**Record set**.
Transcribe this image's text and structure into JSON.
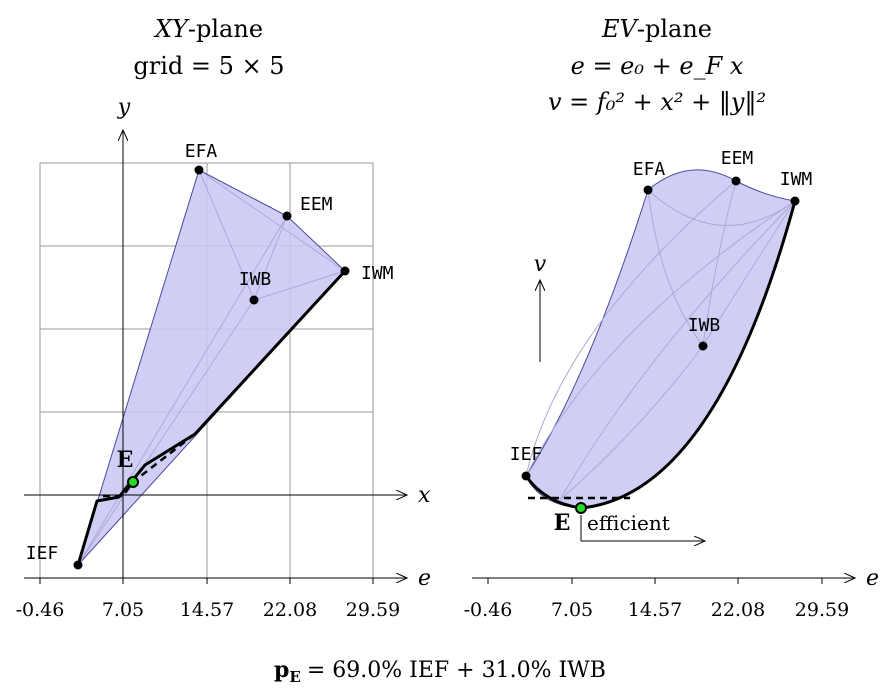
{
  "left_panel": {
    "title_line1_italic": "XY",
    "title_line1_rest": "-plane",
    "title_line2": "grid = 5 × 5",
    "y_axis_label": "y",
    "x_axis_label": "x",
    "e_axis_label": "e"
  },
  "right_panel": {
    "title_line1_italic": "EV",
    "title_line1_rest": "-plane",
    "formula_e": "e = e₀ + e_F x",
    "formula_v": "v = f₀² + x² + ‖y‖²",
    "v_axis_label": "v",
    "e_axis_label": "e",
    "efficient_label": "efficient"
  },
  "points": {
    "efa": "EFA",
    "eem": "EEM",
    "iwm": "IWM",
    "iwb": "IWB",
    "ief": "IEF",
    "e": "E"
  },
  "e_ticks": [
    "-0.46",
    "7.05",
    "14.57",
    "22.08",
    "29.59"
  ],
  "caption": {
    "p_label": "p",
    "p_sub": "E",
    "text": "= 69.0% IEF + 31.0% IWB"
  },
  "colors": {
    "hull_fill": "#c8c8f5",
    "hull_edge": "#4a4a9a",
    "efficient_point": "#22dd22"
  }
}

**Task to complete**.
Can you retype every record above exactly, leaving out the pictures?

**Solved exercise**.
Transcribe this image's text and structure into JSON.
{
  "left_panel": {
    "title_line1_italic": "XY",
    "title_line1_rest": "-plane",
    "title_line2": "grid = 5 × 5",
    "y_axis_label": "y",
    "x_axis_label": "x",
    "e_axis_label": "e"
  },
  "right_panel": {
    "title_line1_italic": "EV",
    "title_line1_rest": "-plane",
    "formula_e": "e = e₀ + e_F x",
    "formula_v": "v = f₀² + x² + ‖y‖²",
    "v_axis_label": "v",
    "e_axis_label": "e",
    "efficient_label": "efficient"
  },
  "points": {
    "efa": "EFA",
    "eem": "EEM",
    "iwm": "IWM",
    "iwb": "IWB",
    "ief": "IEF",
    "e": "E"
  },
  "e_ticks": [
    "-0.46",
    "7.05",
    "14.57",
    "22.08",
    "29.59"
  ],
  "caption": {
    "p_label": "p",
    "p_sub": "E",
    "text": "= 69.0% IEF + 31.0% IWB"
  },
  "colors": {
    "hull_fill": "#c8c8f5",
    "hull_edge": "#4a4a9a",
    "efficient_point": "#22dd22"
  }
}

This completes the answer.